What is being asked: Report only the number of lines holding "impugnada".

Dataset:
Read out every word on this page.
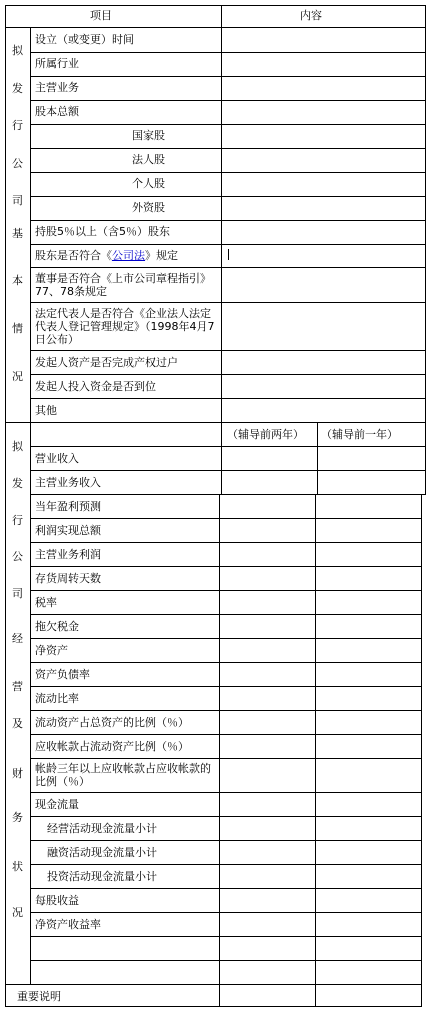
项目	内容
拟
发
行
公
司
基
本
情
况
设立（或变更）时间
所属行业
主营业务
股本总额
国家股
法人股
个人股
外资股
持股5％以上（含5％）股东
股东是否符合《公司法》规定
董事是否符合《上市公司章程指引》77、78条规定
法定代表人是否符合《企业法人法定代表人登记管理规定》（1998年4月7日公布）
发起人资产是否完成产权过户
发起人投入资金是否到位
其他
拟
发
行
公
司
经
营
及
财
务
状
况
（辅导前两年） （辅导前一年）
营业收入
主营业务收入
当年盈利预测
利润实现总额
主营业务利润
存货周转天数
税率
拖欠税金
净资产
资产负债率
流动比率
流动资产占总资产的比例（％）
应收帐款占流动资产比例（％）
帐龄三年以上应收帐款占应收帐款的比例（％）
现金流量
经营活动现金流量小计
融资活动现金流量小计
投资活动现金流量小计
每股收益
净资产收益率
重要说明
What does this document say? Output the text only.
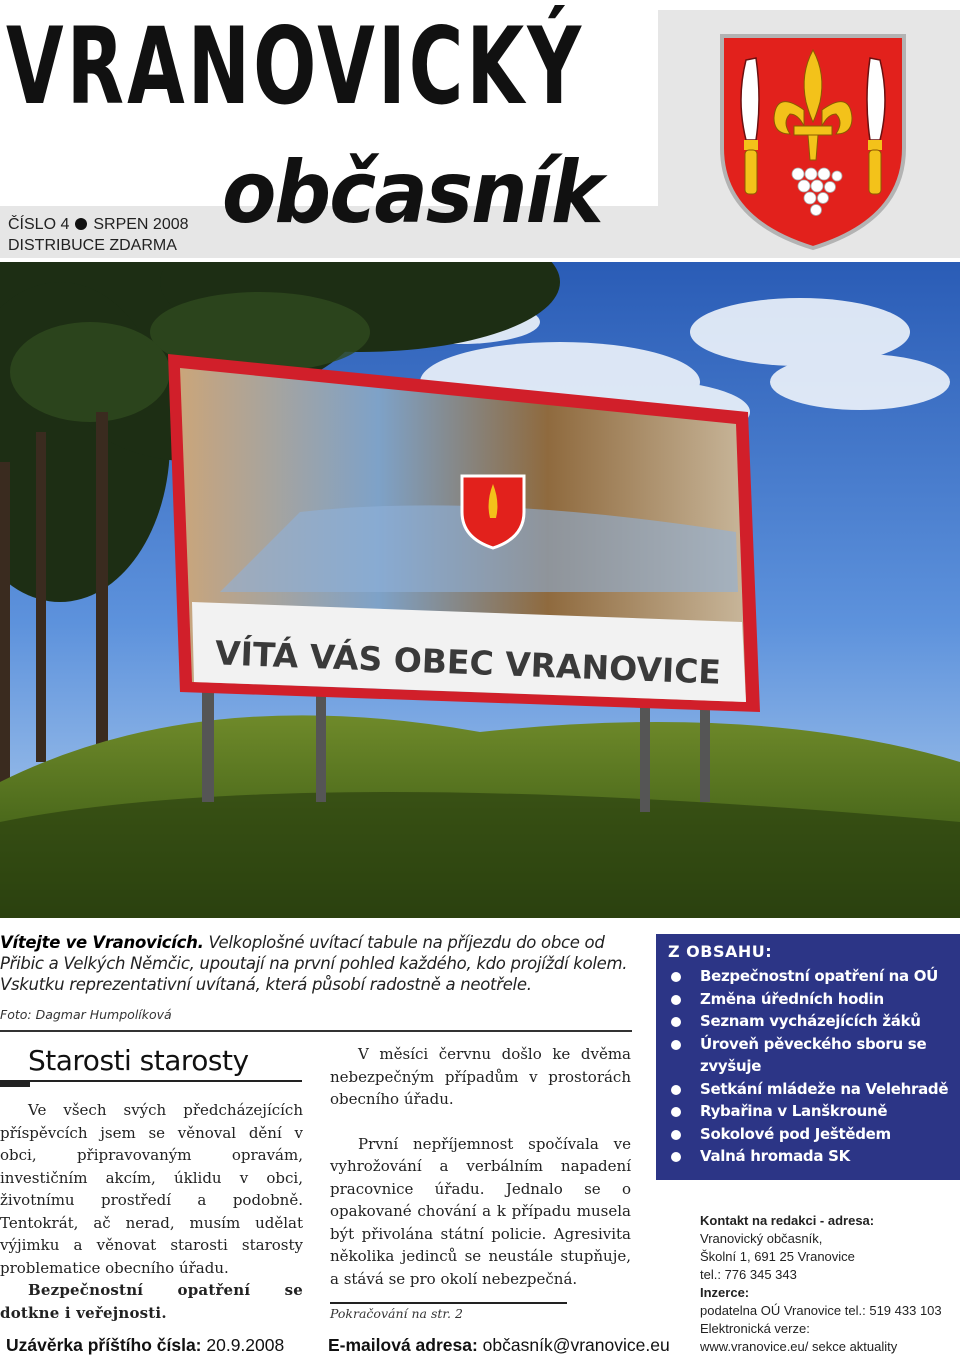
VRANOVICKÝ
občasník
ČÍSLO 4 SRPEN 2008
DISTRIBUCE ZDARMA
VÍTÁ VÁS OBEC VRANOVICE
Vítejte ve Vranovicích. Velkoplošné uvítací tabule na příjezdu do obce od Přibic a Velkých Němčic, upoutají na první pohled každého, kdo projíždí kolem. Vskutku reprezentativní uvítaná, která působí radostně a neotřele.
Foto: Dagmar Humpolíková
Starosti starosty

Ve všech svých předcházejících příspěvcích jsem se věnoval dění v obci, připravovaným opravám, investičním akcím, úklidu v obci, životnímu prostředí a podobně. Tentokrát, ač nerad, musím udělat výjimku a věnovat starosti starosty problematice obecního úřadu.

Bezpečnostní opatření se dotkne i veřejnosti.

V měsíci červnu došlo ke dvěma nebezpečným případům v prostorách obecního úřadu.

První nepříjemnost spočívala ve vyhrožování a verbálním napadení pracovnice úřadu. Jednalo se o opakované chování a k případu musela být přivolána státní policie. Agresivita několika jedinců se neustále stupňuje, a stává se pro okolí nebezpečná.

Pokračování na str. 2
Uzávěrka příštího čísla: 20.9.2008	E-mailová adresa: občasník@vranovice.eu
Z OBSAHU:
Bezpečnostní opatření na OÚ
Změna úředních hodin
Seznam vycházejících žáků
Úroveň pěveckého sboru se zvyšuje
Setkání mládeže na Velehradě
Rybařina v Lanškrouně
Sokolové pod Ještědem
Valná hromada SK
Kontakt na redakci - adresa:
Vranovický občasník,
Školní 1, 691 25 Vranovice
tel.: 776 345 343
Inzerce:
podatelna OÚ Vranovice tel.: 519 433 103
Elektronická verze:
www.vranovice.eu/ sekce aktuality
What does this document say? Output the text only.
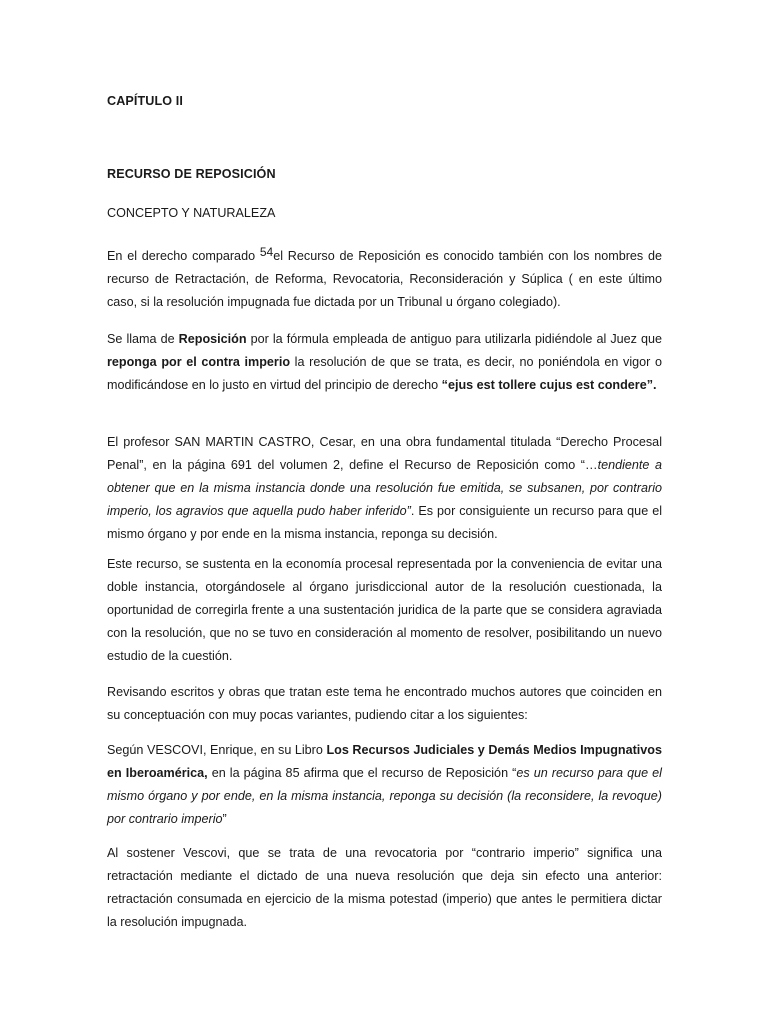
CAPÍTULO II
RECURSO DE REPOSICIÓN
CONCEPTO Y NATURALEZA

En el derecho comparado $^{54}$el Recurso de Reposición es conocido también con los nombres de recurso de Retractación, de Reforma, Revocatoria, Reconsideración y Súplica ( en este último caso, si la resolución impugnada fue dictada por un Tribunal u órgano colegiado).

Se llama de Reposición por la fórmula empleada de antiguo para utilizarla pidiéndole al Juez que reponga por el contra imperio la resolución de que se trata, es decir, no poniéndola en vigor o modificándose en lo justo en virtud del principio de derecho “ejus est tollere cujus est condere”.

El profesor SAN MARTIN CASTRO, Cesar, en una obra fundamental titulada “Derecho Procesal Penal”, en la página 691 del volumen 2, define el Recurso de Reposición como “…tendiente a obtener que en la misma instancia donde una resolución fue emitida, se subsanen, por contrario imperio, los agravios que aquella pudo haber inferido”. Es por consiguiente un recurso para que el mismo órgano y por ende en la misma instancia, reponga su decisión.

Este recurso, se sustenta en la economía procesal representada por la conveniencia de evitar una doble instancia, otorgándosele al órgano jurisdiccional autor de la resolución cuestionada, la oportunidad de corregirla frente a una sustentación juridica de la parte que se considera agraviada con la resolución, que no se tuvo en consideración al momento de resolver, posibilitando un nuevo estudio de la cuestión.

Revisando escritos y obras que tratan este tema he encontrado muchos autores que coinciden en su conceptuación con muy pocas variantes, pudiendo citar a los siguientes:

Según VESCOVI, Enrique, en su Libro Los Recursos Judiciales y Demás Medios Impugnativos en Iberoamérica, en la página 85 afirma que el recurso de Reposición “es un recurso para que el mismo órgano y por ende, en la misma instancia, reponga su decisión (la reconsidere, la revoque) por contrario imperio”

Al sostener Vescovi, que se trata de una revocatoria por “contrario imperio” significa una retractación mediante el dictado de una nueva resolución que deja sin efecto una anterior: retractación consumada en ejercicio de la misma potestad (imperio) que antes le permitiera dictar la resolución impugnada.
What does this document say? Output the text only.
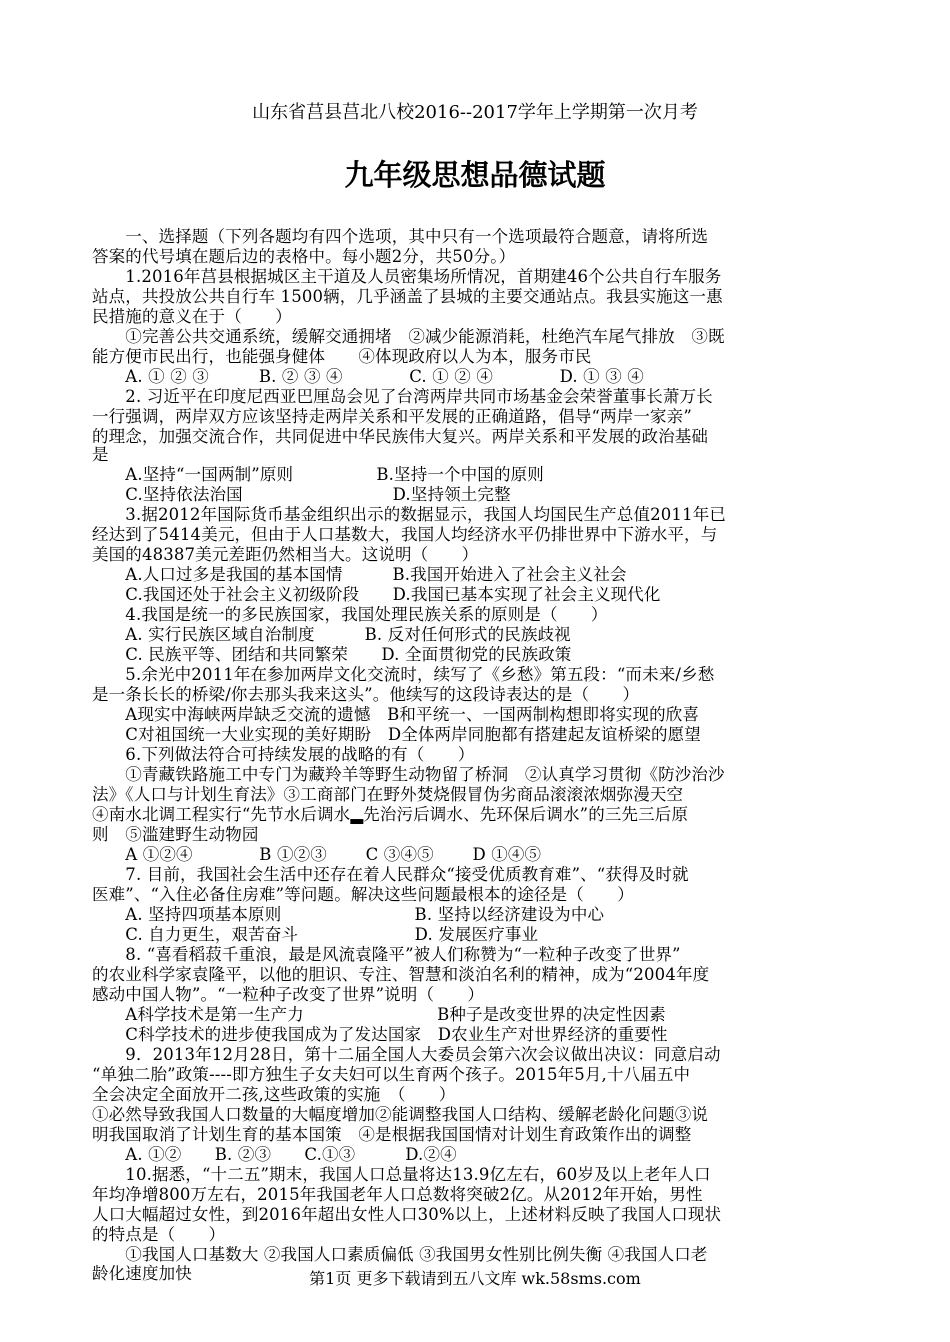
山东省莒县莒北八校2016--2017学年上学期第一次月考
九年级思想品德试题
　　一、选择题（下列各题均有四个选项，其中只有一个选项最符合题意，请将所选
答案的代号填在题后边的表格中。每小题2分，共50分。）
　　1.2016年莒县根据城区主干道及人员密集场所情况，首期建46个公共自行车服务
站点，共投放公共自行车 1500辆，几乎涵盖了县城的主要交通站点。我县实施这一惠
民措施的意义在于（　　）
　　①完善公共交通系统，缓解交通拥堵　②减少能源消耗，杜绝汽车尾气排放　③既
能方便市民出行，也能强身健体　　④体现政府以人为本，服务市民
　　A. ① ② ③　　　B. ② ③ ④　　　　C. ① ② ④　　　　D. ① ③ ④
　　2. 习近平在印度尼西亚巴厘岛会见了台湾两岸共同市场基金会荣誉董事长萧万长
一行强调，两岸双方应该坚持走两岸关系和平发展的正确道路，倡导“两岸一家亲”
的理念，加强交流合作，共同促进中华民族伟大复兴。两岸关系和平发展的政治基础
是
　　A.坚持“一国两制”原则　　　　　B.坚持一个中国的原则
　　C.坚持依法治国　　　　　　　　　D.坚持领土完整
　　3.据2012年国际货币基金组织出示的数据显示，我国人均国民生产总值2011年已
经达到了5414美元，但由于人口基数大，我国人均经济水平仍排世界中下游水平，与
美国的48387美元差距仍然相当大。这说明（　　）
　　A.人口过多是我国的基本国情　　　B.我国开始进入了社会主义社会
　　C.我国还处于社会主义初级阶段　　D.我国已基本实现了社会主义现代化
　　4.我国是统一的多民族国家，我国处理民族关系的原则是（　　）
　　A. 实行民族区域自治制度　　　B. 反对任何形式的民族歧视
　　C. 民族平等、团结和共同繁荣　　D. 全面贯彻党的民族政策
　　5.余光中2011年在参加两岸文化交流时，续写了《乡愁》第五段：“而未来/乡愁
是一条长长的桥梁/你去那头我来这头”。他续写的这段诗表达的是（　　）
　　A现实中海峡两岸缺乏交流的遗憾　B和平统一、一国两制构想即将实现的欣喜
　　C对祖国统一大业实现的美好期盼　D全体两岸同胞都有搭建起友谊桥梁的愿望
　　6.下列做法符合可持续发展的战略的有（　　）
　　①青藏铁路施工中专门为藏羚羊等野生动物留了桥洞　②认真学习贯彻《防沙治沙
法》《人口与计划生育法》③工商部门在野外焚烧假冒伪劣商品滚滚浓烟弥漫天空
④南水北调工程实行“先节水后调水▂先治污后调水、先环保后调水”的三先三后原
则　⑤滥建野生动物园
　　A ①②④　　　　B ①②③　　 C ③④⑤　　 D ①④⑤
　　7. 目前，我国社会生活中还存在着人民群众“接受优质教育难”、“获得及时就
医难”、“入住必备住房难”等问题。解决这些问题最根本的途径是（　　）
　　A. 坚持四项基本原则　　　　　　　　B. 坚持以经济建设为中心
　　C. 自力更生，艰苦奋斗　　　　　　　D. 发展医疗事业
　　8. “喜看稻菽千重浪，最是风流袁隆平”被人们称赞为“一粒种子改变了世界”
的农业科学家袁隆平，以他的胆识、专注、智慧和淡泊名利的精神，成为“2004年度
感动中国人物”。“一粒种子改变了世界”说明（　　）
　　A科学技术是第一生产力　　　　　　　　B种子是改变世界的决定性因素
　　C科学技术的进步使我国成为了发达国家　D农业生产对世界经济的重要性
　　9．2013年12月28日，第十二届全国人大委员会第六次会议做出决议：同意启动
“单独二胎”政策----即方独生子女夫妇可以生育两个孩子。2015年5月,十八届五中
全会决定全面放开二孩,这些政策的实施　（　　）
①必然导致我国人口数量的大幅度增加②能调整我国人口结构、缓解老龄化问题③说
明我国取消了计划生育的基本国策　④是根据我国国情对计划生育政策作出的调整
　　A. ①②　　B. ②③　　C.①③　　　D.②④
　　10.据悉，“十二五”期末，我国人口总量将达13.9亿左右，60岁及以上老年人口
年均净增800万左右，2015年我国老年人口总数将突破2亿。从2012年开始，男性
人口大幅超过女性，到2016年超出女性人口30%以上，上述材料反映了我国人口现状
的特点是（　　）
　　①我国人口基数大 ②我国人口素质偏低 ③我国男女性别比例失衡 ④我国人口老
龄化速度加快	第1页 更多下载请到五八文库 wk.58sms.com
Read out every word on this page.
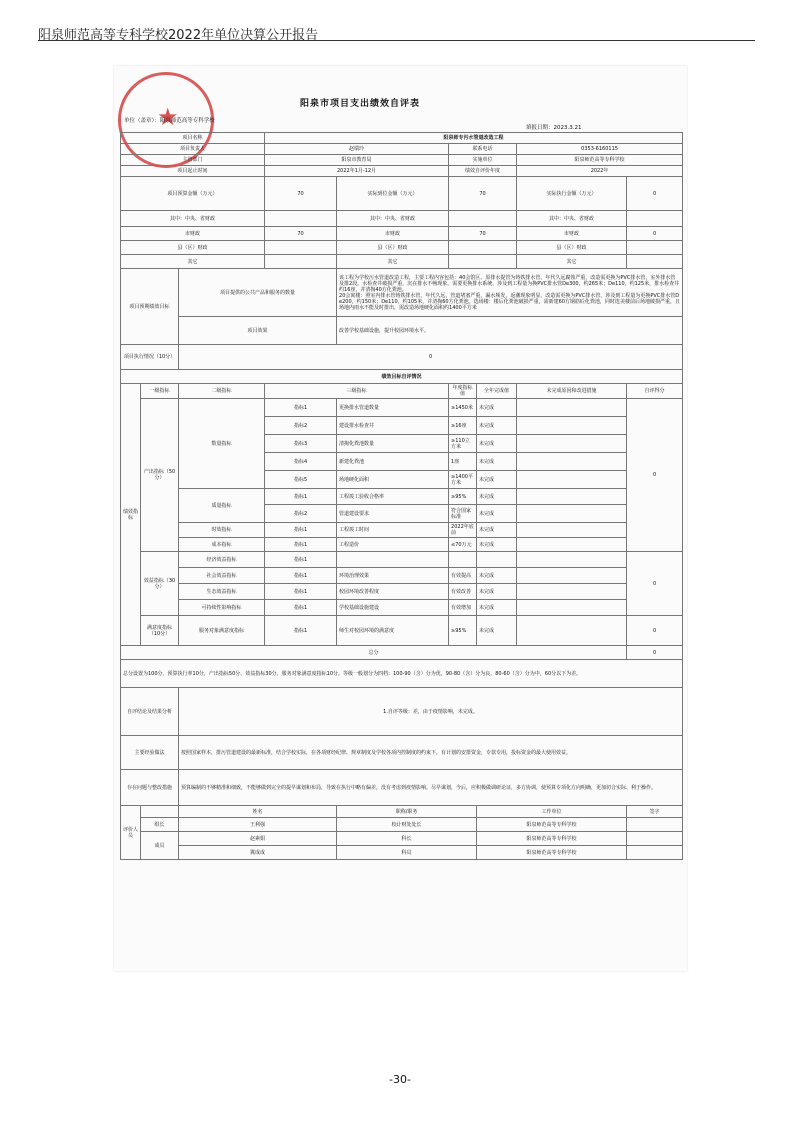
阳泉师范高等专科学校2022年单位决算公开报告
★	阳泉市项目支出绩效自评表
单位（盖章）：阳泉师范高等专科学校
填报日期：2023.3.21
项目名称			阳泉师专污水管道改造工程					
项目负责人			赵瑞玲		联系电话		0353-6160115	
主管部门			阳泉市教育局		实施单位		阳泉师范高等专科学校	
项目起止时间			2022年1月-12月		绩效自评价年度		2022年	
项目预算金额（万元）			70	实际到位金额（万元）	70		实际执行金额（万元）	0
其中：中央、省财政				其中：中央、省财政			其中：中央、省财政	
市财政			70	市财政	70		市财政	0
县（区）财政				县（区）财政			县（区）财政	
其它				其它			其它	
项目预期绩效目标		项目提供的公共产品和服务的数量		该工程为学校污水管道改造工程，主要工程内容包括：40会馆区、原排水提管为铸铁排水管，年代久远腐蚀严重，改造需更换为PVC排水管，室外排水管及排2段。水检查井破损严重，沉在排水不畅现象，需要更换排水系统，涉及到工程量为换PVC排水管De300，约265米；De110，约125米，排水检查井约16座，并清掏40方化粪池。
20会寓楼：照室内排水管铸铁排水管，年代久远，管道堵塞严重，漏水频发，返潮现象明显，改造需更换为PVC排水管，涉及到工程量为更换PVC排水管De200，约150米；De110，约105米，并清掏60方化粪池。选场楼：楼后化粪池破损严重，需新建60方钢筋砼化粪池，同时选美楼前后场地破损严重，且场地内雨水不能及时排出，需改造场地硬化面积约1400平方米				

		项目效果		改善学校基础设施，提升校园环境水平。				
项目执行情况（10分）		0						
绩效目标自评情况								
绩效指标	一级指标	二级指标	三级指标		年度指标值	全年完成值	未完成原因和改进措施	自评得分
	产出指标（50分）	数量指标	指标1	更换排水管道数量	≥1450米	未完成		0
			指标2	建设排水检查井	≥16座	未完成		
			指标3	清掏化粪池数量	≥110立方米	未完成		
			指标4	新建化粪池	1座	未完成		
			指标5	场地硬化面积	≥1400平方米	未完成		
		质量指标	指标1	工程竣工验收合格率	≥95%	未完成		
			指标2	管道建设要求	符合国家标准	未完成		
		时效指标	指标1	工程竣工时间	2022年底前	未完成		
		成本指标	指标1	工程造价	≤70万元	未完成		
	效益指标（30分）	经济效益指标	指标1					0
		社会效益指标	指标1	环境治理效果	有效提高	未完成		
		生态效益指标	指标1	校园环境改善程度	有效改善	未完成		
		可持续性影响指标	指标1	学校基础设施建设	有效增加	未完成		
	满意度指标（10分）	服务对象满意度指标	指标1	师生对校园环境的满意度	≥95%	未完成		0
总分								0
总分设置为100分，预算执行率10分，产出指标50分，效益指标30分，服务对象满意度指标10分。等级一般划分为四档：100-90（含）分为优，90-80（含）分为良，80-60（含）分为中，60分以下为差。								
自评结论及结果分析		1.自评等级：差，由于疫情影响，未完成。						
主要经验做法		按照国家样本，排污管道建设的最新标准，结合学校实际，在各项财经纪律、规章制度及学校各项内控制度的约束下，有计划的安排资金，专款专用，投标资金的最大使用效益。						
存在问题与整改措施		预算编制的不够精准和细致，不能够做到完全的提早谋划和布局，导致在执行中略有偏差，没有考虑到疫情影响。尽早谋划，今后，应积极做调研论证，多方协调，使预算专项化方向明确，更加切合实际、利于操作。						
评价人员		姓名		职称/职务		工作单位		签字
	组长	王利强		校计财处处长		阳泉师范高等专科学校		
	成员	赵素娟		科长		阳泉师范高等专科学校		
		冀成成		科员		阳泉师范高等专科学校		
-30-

Result below: 2